* [THE PROBLEM]:
Without including any images, repeat the data exactly.

* [RECORDS PROVIDED]:
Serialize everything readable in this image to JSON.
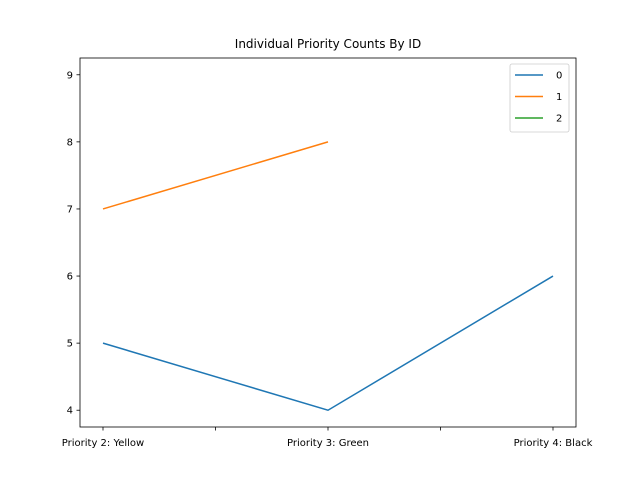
{
  "chart_data": {
    "type": "line",
    "title": "Individual Priority Counts By ID",
    "xlabel": "",
    "ylabel": "",
    "categories": [
      "Priority 2: Yellow",
      "Priority 3: Green",
      "Priority 4: Black"
    ],
    "ylim": [
      3.75,
      9.25
    ],
    "yticks": [
      4,
      5,
      6,
      7,
      8,
      9
    ],
    "grid": false,
    "legend_position": "top-right",
    "series": [
      {
        "name": "0",
        "color": "#1f77b4",
        "values": [
          5,
          4,
          6
        ]
      },
      {
        "name": "1",
        "color": "#ff7f0e",
        "values": [
          7,
          8,
          null
        ]
      },
      {
        "name": "2",
        "color": "#2ca02c",
        "values": [
          null,
          null,
          null
        ]
      }
    ]
  }
}
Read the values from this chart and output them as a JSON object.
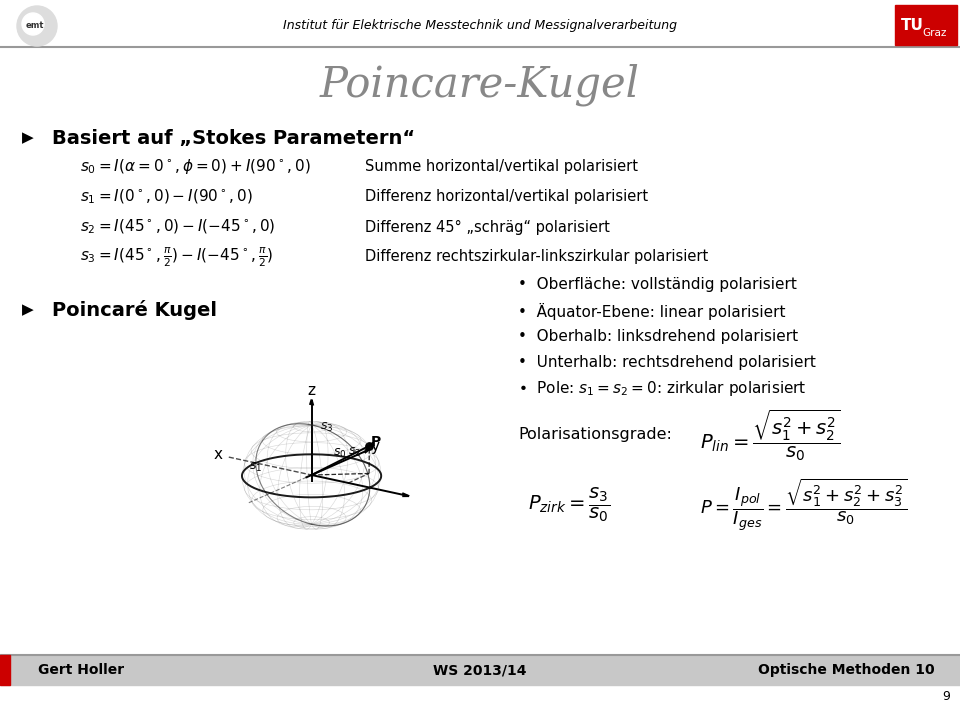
{
  "title": "Poincare-Kugel",
  "bg_color": "#ffffff",
  "header_text": "Institut für Elektrische Messtechnik und Messignalverarbeitung",
  "footer_left": "Gert Holler",
  "footer_center": "WS 2013/14",
  "footer_right": "Optische Methoden 10",
  "page_number": "9",
  "bullet1": "Basiert auf „Stokes Parametern“",
  "bullet2": "Poincaré Kugel",
  "eq_s0": "$s_0 = I(\\alpha=0^\\circ,\\phi=0)+I(90^\\circ,0)$",
  "eq_s1": "$s_1 = I(0^\\circ,0)-I(90^\\circ,0)$",
  "eq_s2": "$s_2 = I(45^\\circ,0)-I(-45^\\circ,0)$",
  "eq_s3": "$s_3 = I(45^\\circ,\\frac{\\pi}{2})-I(-45^\\circ,\\frac{\\pi}{2})$",
  "desc_s0": "Summe horizontal/vertikal polarisiert",
  "desc_s1": "Differenz horizontal/vertikal polarisiert",
  "desc_s2": "Differenz 45° „schräg“ polarisiert",
  "desc_s3": "Differenz rechtszirkular-linkszirkular polarisiert",
  "bullet_points": [
    "Oberfläche: vollständig polarisiert",
    "Äquator-Ebene: linear polarisiert",
    "Oberhalb: linksdrehend polarisiert",
    "Unterhalb: rechtsdrehend polarisiert",
    "Pole: $s_1=s_2=0$: zirkular polarisiert"
  ],
  "polarisation_label": "Polarisationsgrade:",
  "formula_plin": "$P_{lin} = \\dfrac{\\sqrt{s_1^2 + s_2^2}}{s_0}$",
  "formula_pzirk": "$P_{zirk} = \\dfrac{s_3}{s_0}$",
  "formula_p": "$P = \\dfrac{I_{pol}}{I_{ges}} = \\dfrac{\\sqrt{s_1^2 + s_2^2 + s_3^2}}{s_0}$",
  "red_color": "#cc0000",
  "footer_bg": "#c8c8c8",
  "header_bg": "#ffffff",
  "title_color": "#888888",
  "text_color": "#000000"
}
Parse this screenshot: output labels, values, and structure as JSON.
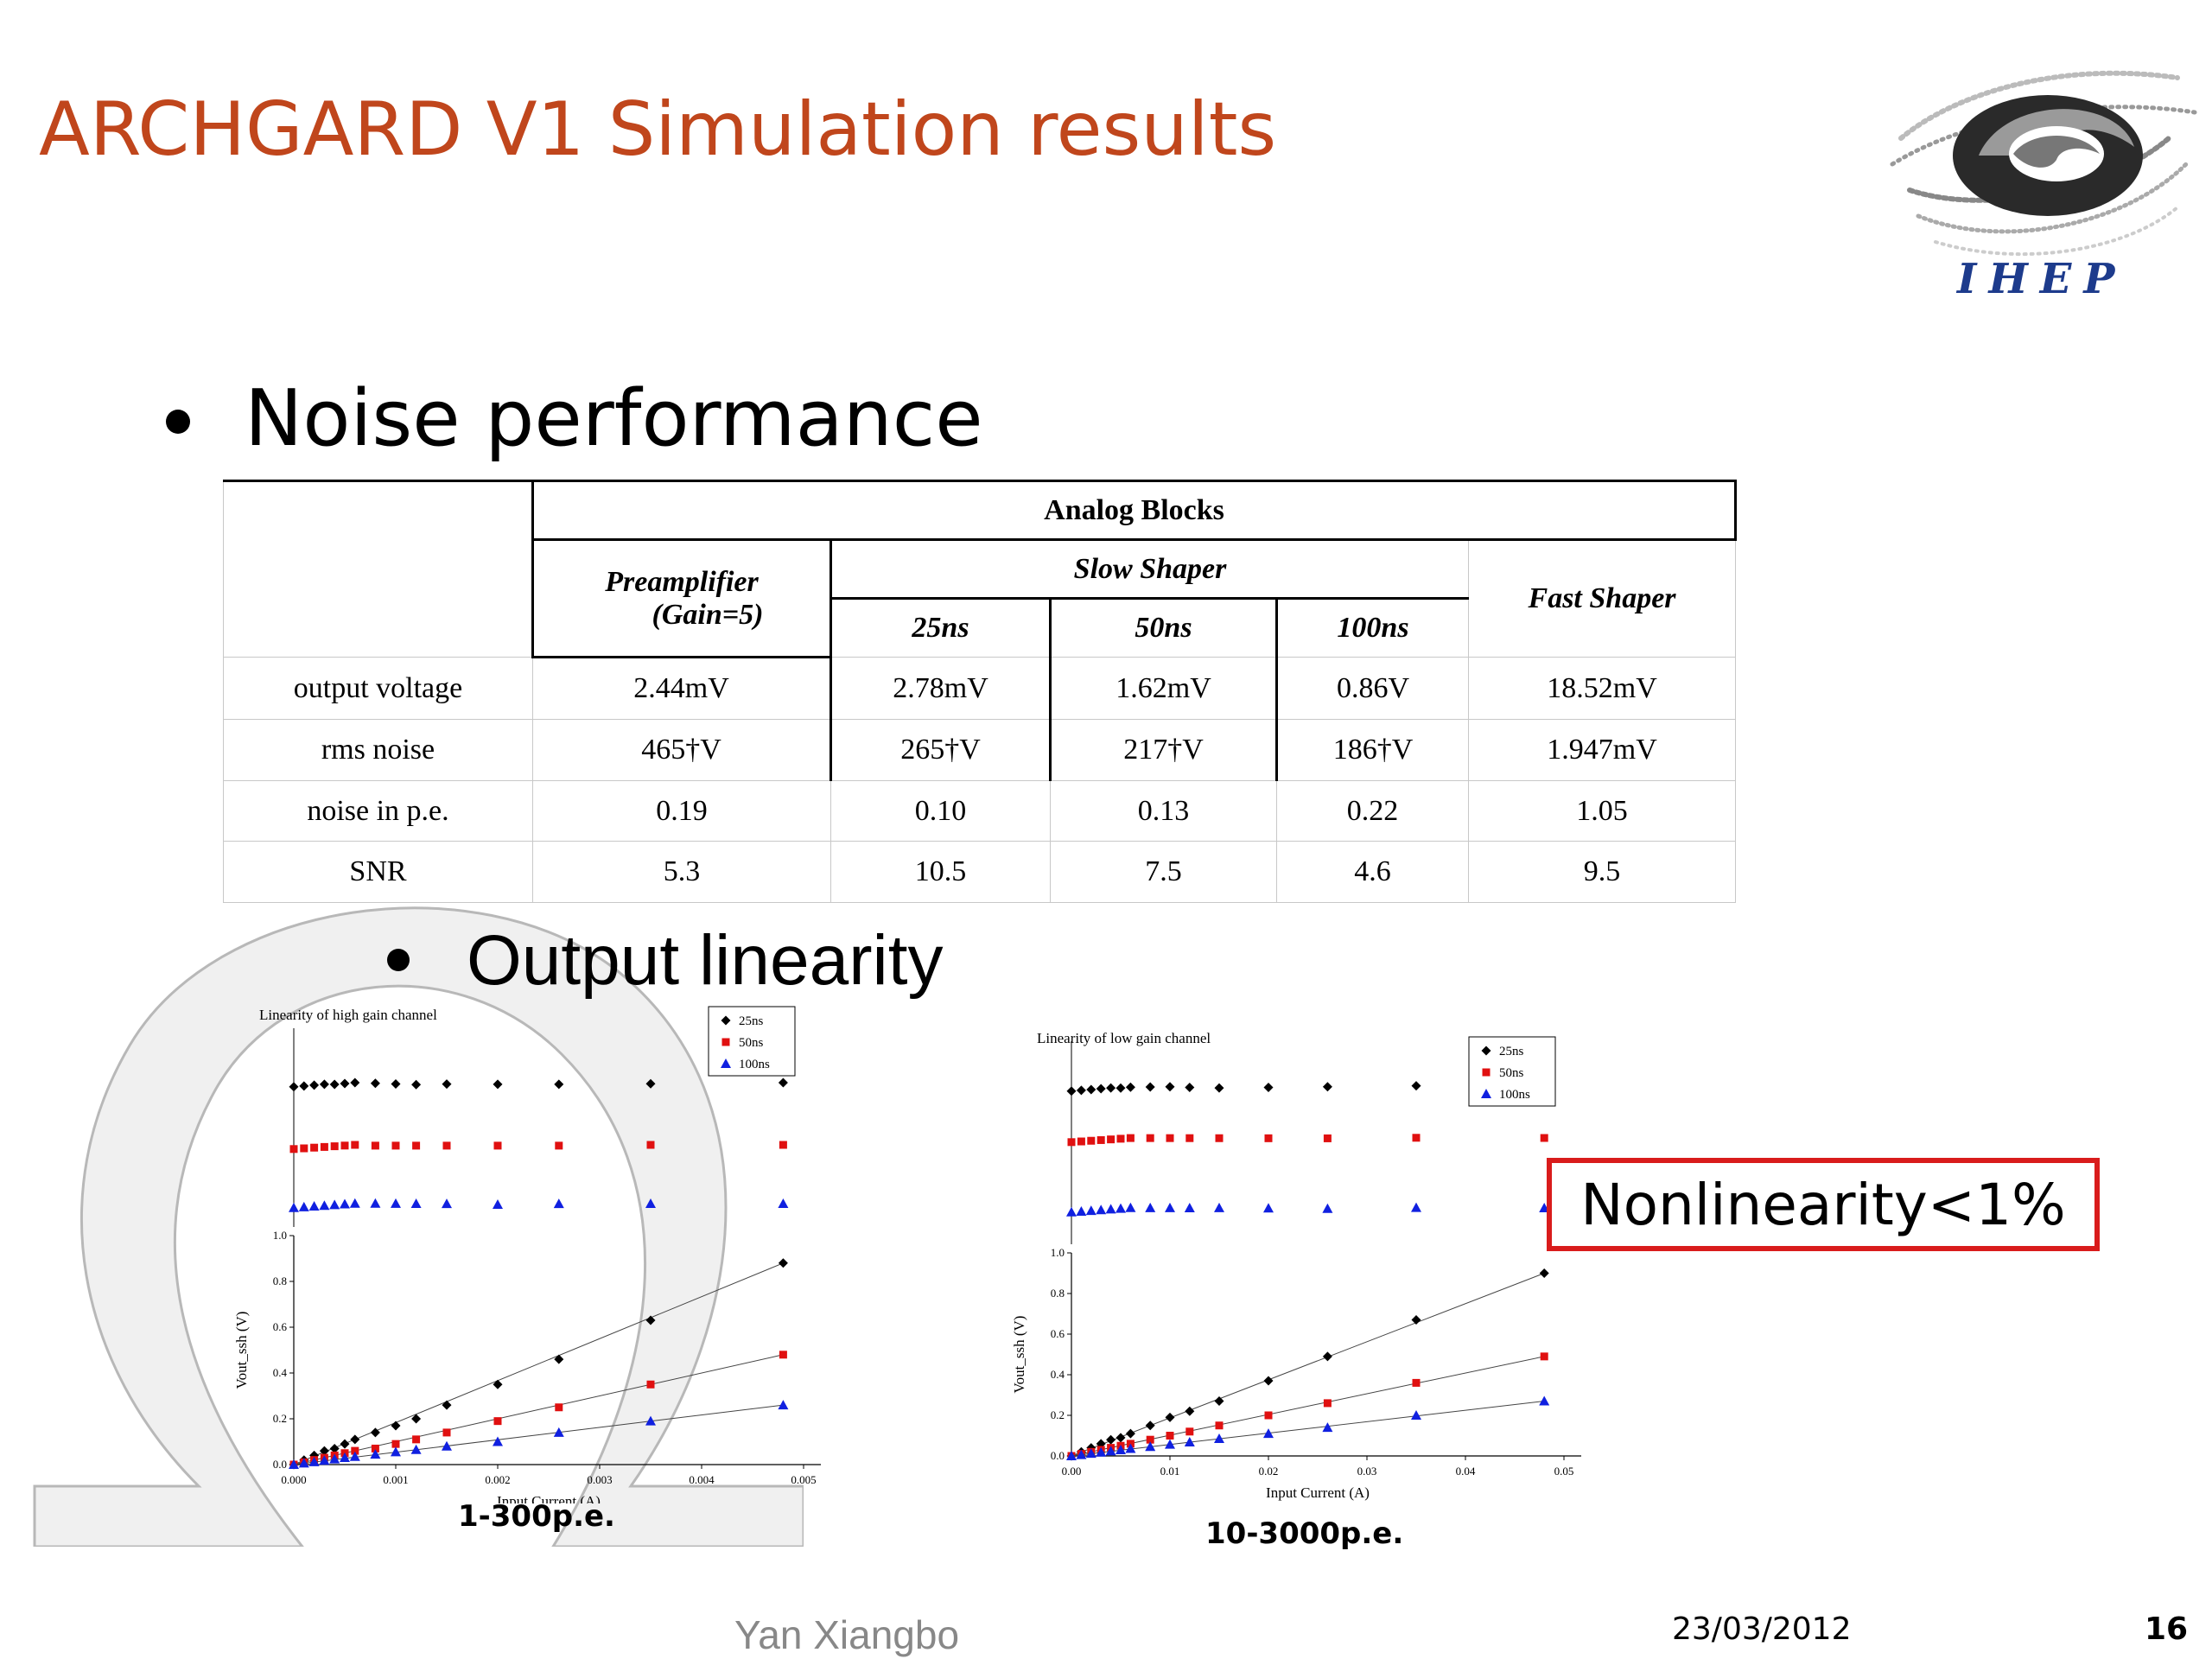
{
  "slide": {
    "title": "ARCHGARD V1 Simulation results",
    "bullet1": "Noise performance",
    "bullet2": "Output linearity",
    "logo_text": "IHEP",
    "caption_left": "1-300p.e.",
    "caption_right": "10-3000p.e.",
    "callout": "Nonlinearity<1%",
    "author": "Yan Xiangbo",
    "date": "23/03/2012",
    "page_number": "16"
  },
  "table": {
    "top_header": "Analog Blocks",
    "preamp": "Preamplifier",
    "preamp_gain": "(Gain=5)",
    "slow_shaper": "Slow Shaper",
    "fast_shaper": "Fast Shaper",
    "sub": [
      "25ns",
      "50ns",
      "100ns"
    ],
    "rows": [
      {
        "label": "output voltage",
        "values": [
          "2.44mV",
          "2.78mV",
          "1.62mV",
          "0.86V",
          "18.52mV"
        ]
      },
      {
        "label": "rms noise",
        "values": [
          "465†V",
          "265†V",
          "217†V",
          "186†V",
          "1.947mV"
        ]
      },
      {
        "label": "noise in p.e.",
        "values": [
          "0.19",
          "0.10",
          "0.13",
          "0.22",
          "1.05"
        ]
      },
      {
        "label": "SNR",
        "values": [
          "5.3",
          "10.5",
          "7.5",
          "4.6",
          "9.5"
        ]
      }
    ]
  },
  "colors": {
    "title": "#c0461c",
    "series": [
      "#000000",
      "#e01010",
      "#1020e0"
    ],
    "callout_border": "#d91c1c"
  },
  "chart_data": [
    {
      "type": "scatter",
      "title": "Linearity of high gain channel",
      "xlabel": "Input Current (A)",
      "ylabel": "Vout_ssh (V)",
      "xlim": [
        0,
        0.005
      ],
      "ylim": [
        0,
        1.0
      ],
      "xticks": [
        "0.000",
        "0.001",
        "0.002",
        "0.003",
        "0.004",
        "0.005"
      ],
      "yticks": [
        "0.0",
        "0.2",
        "0.4",
        "0.6",
        "0.8",
        "1.0"
      ],
      "legend": [
        "25ns",
        "50ns",
        "100ns"
      ],
      "legend_position": "top-right",
      "x": [
        0.0,
        0.0001,
        0.0002,
        0.0003,
        0.0004,
        0.0005,
        0.0006,
        0.0008,
        0.001,
        0.0012,
        0.0015,
        0.002,
        0.0026,
        0.0035,
        0.0048
      ],
      "series": [
        {
          "name": "25ns",
          "marker": "diamond",
          "values": [
            0.0,
            0.02,
            0.04,
            0.06,
            0.07,
            0.09,
            0.11,
            0.14,
            0.17,
            0.2,
            0.26,
            0.35,
            0.46,
            0.63,
            0.88
          ]
        },
        {
          "name": "50ns",
          "marker": "square",
          "values": [
            0.0,
            0.01,
            0.02,
            0.03,
            0.04,
            0.05,
            0.06,
            0.07,
            0.09,
            0.11,
            0.14,
            0.19,
            0.25,
            0.35,
            0.48
          ]
        },
        {
          "name": "100ns",
          "marker": "triangle",
          "values": [
            0.0,
            0.006,
            0.012,
            0.018,
            0.024,
            0.03,
            0.035,
            0.045,
            0.055,
            0.065,
            0.08,
            0.1,
            0.14,
            0.19,
            0.26
          ]
        }
      ]
    },
    {
      "type": "scatter",
      "title": "Linearity of low gain channel",
      "xlabel": "Input Current (A)",
      "ylabel": "Vout_ssh (V)",
      "xlim": [
        0,
        0.05
      ],
      "ylim": [
        0,
        1.0
      ],
      "xticks": [
        "0.00",
        "0.01",
        "0.02",
        "0.03",
        "0.04",
        "0.05"
      ],
      "yticks": [
        "0.0",
        "0.2",
        "0.4",
        "0.6",
        "0.8",
        "1.0"
      ],
      "legend": [
        "25ns",
        "50ns",
        "100ns"
      ],
      "legend_position": "top-right",
      "x": [
        0.0,
        0.001,
        0.002,
        0.003,
        0.004,
        0.005,
        0.006,
        0.008,
        0.01,
        0.012,
        0.015,
        0.02,
        0.026,
        0.035,
        0.048
      ],
      "series": [
        {
          "name": "25ns",
          "marker": "diamond",
          "values": [
            0.0,
            0.02,
            0.04,
            0.06,
            0.08,
            0.09,
            0.11,
            0.15,
            0.19,
            0.22,
            0.27,
            0.37,
            0.49,
            0.67,
            0.9
          ]
        },
        {
          "name": "50ns",
          "marker": "square",
          "values": [
            0.0,
            0.01,
            0.02,
            0.03,
            0.04,
            0.05,
            0.06,
            0.08,
            0.1,
            0.12,
            0.15,
            0.2,
            0.26,
            0.36,
            0.49
          ]
        },
        {
          "name": "100ns",
          "marker": "triangle",
          "values": [
            0.0,
            0.006,
            0.012,
            0.018,
            0.024,
            0.03,
            0.036,
            0.046,
            0.057,
            0.068,
            0.085,
            0.11,
            0.14,
            0.2,
            0.27
          ]
        }
      ]
    }
  ]
}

* [ANSWER TO THE PROBLEM]:
Serialize everything readable in this image to JSON.
{
  "chart_data": {
    "type": "line",
    "title": "Individual Priority Counts By ID",
    "xlabel": "",
    "ylabel": "",
    "categories": [
      "Priority 2: Yellow",
      "Priority 3: Green",
      "Priority 4: Black"
    ],
    "ylim": [
      3.75,
      9.25
    ],
    "yticks": [
      4,
      5,
      6,
      7,
      8,
      9
    ],
    "grid": false,
    "legend_position": "top-right",
    "series": [
      {
        "name": "0",
        "color": "#1f77b4",
        "values": [
          5,
          4,
          6
        ]
      },
      {
        "name": "1",
        "color": "#ff7f0e",
        "values": [
          7,
          8,
          null
        ]
      },
      {
        "name": "2",
        "color": "#2ca02c",
        "values": [
          null,
          null,
          null
        ]
      }
    ]
  }
}
Read the values from this chart and output them as a JSON object.
{
  "title": "Poincare-Kugel",
  "bg_color": "#ffffff",
  "header_text": "Institut für Elektrische Messtechnik und Messignalverarbeitung",
  "footer_left": "Gert Holler",
  "footer_center": "WS 2013/14",
  "footer_right": "Optische Methoden 10",
  "page_number": "9",
  "bullet1": "Basiert auf „Stokes Parametern“",
  "bullet2": "Poincaré Kugel",
  "eq_s0": "$s_0 = I(\\alpha=0^\\circ,\\phi=0)+I(90^\\circ,0)$",
  "eq_s1": "$s_1 = I(0^\\circ,0)-I(90^\\circ,0)$",
  "eq_s2": "$s_2 = I(45^\\circ,0)-I(-45^\\circ,0)$",
  "eq_s3": "$s_3 = I(45^\\circ,\\frac{\\pi}{2})-I(-45^\\circ,\\frac{\\pi}{2})$",
  "desc_s0": "Summe horizontal/vertikal polarisiert",
  "desc_s1": "Differenz horizontal/vertikal polarisiert",
  "desc_s2": "Differenz 45° „schräg“ polarisiert",
  "desc_s3": "Differenz rechtszirkular-linkszirkular polarisiert",
  "bullet_points": [
    "Oberfläche: vollständig polarisiert",
    "Äquator-Ebene: linear polarisiert",
    "Oberhalb: linksdrehend polarisiert",
    "Unterhalb: rechtsdrehend polarisiert",
    "Pole: $s_1=s_2=0$: zirkular polarisiert"
  ],
  "polarisation_label": "Polarisationsgrade:",
  "formula_plin": "$P_{lin} = \\dfrac{\\sqrt{s_1^2 + s_2^2}}{s_0}$",
  "formula_pzirk": "$P_{zirk} = \\dfrac{s_3}{s_0}$",
  "formula_p": "$P = \\dfrac{I_{pol}}{I_{ges}} = \\dfrac{\\sqrt{s_1^2 + s_2^2 + s_3^2}}{s_0}$",
  "red_color": "#cc0000",
  "footer_bg": "#c8c8c8",
  "header_bg": "#ffffff",
  "title_color": "#888888",
  "text_color": "#000000"
}
Parse this screenshot: output labels, values, and structure as JSON.
{
  "slide": {
    "title": "ARCHGARD V1 Simulation results",
    "bullet1": "Noise performance",
    "bullet2": "Output linearity",
    "logo_text": "IHEP",
    "caption_left": "1-300p.e.",
    "caption_right": "10-3000p.e.",
    "callout": "Nonlinearity<1%",
    "author": "Yan Xiangbo",
    "date": "23/03/2012",
    "page_number": "16"
  },
  "table": {
    "top_header": "Analog Blocks",
    "preamp": "Preamplifier",
    "preamp_gain": "(Gain=5)",
    "slow_shaper": "Slow Shaper",
    "fast_shaper": "Fast Shaper",
    "sub": [
      "25ns",
      "50ns",
      "100ns"
    ],
    "rows": [
      {
        "label": "output voltage",
        "values": [
          "2.44mV",
          "2.78mV",
          "1.62mV",
          "0.86V",
          "18.52mV"
        ]
      },
      {
        "label": "rms noise",
        "values": [
          "465†V",
          "265†V",
          "217†V",
          "186†V",
          "1.947mV"
        ]
      },
      {
        "label": "noise in p.e.",
        "values": [
          "0.19",
          "0.10",
          "0.13",
          "0.22",
          "1.05"
        ]
      },
      {
        "label": "SNR",
        "values": [
          "5.3",
          "10.5",
          "7.5",
          "4.6",
          "9.5"
        ]
      }
    ]
  },
  "colors": {
    "title": "#c0461c",
    "series": [
      "#000000",
      "#e01010",
      "#1020e0"
    ],
    "callout_border": "#d91c1c"
  },
  "chart_data": [
    {
      "type": "scatter",
      "title": "Linearity of high gain channel",
      "xlabel": "Input Current (A)",
      "ylabel": "Vout_ssh (V)",
      "xlim": [
        0,
        0.005
      ],
      "ylim": [
        0,
        1.0
      ],
      "xticks": [
        "0.000",
        "0.001",
        "0.002",
        "0.003",
        "0.004",
        "0.005"
      ],
      "yticks": [
        "0.0",
        "0.2",
        "0.4",
        "0.6",
        "0.8",
        "1.0"
      ],
      "legend": [
        "25ns",
        "50ns",
        "100ns"
      ],
      "legend_position": "top-right",
      "x": [
        0.0,
        0.0001,
        0.0002,
        0.0003,
        0.0004,
        0.0005,
        0.0006,
        0.0008,
        0.001,
        0.0012,
        0.0015,
        0.002,
        0.0026,
        0.0035,
        0.0048
      ],
      "series": [
        {
          "name": "25ns",
          "marker": "diamond",
          "values": [
            0.0,
            0.02,
            0.04,
            0.06,
            0.07,
            0.09,
            0.11,
            0.14,
            0.17,
            0.2,
            0.26,
            0.35,
            0.46,
            0.63,
            0.88
          ]
        },
        {
          "name": "50ns",
          "marker": "square",
          "values": [
            0.0,
            0.01,
            0.02,
            0.03,
            0.04,
            0.05,
            0.06,
            0.07,
            0.09,
            0.11,
            0.14,
            0.19,
            0.25,
            0.35,
            0.48
          ]
        },
        {
          "name": "100ns",
          "marker": "triangle",
          "values": [
            0.0,
            0.006,
            0.012,
            0.018,
            0.024,
            0.03,
            0.035,
            0.045,
            0.055,
            0.065,
            0.08,
            0.1,
            0.14,
            0.19,
            0.26
          ]
        }
      ]
    },
    {
      "type": "scatter",
      "title": "Linearity of low gain channel",
      "xlabel": "Input Current (A)",
      "ylabel": "Vout_ssh (V)",
      "xlim": [
        0,
        0.05
      ],
      "ylim": [
        0,
        1.0
      ],
      "xticks": [
        "0.00",
        "0.01",
        "0.02",
        "0.03",
        "0.04",
        "0.05"
      ],
      "yticks": [
        "0.0",
        "0.2",
        "0.4",
        "0.6",
        "0.8",
        "1.0"
      ],
      "legend": [
        "25ns",
        "50ns",
        "100ns"
      ],
      "legend_position": "top-right",
      "x": [
        0.0,
        0.001,
        0.002,
        0.003,
        0.004,
        0.005,
        0.006,
        0.008,
        0.01,
        0.012,
        0.015,
        0.02,
        0.026,
        0.035,
        0.048
      ],
      "series": [
        {
          "name": "25ns",
          "marker": "diamond",
          "values": [
            0.0,
            0.02,
            0.04,
            0.06,
            0.08,
            0.09,
            0.11,
            0.15,
            0.19,
            0.22,
            0.27,
            0.37,
            0.49,
            0.67,
            0.9
          ]
        },
        {
          "name": "50ns",
          "marker": "square",
          "values": [
            0.0,
            0.01,
            0.02,
            0.03,
            0.04,
            0.05,
            0.06,
            0.08,
            0.1,
            0.12,
            0.15,
            0.2,
            0.26,
            0.36,
            0.49
          ]
        },
        {
          "name": "100ns",
          "marker": "triangle",
          "values": [
            0.0,
            0.006,
            0.012,
            0.018,
            0.024,
            0.03,
            0.036,
            0.046,
            0.057,
            0.068,
            0.085,
            0.11,
            0.14,
            0.2,
            0.27
          ]
        }
      ]
    }
  ]
}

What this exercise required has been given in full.